== TO BE DONE ==
Transcribe only the part of the listing below that begins at the line containing "OCR this image." and runs to its final line, keeping both ends.

[Dataset items]
— begin —

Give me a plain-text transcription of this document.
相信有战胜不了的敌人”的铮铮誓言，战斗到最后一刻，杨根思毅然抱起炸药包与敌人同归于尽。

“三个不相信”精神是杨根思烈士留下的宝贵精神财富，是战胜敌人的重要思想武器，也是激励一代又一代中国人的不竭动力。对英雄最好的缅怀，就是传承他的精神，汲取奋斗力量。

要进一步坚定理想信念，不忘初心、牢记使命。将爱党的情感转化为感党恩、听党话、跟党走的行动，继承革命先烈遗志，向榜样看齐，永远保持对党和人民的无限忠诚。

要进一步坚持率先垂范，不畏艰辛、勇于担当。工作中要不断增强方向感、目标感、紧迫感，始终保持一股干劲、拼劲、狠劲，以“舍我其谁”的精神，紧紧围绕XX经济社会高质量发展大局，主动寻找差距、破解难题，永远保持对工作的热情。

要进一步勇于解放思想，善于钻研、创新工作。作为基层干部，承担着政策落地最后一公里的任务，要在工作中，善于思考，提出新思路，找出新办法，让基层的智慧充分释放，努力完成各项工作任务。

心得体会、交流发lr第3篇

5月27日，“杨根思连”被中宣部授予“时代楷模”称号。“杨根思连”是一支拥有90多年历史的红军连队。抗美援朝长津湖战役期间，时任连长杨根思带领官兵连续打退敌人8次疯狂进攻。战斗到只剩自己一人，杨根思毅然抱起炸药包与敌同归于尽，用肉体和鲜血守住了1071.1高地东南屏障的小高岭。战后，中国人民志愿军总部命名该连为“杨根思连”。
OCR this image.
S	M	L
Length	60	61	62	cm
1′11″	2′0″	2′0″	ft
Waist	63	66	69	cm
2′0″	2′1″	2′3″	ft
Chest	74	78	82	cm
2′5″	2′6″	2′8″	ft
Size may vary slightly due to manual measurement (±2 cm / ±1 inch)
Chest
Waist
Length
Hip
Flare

— end —

== REPLY TO THE EXERCISE ==
OCR this image.
S	M	L
Length	60	61	62	cm
1′11″	2′0″	2′0″	ft
Waist	63	66	69	cm
2′0″	2′1″	2′3″	ft
Chest	74	78	82	cm
2′5″	2′6″	2′8″	ft
Size may vary slightly due to manual measurement (±2 cm / ±1 inch)
Chest
Waist
Length
Hip
Flare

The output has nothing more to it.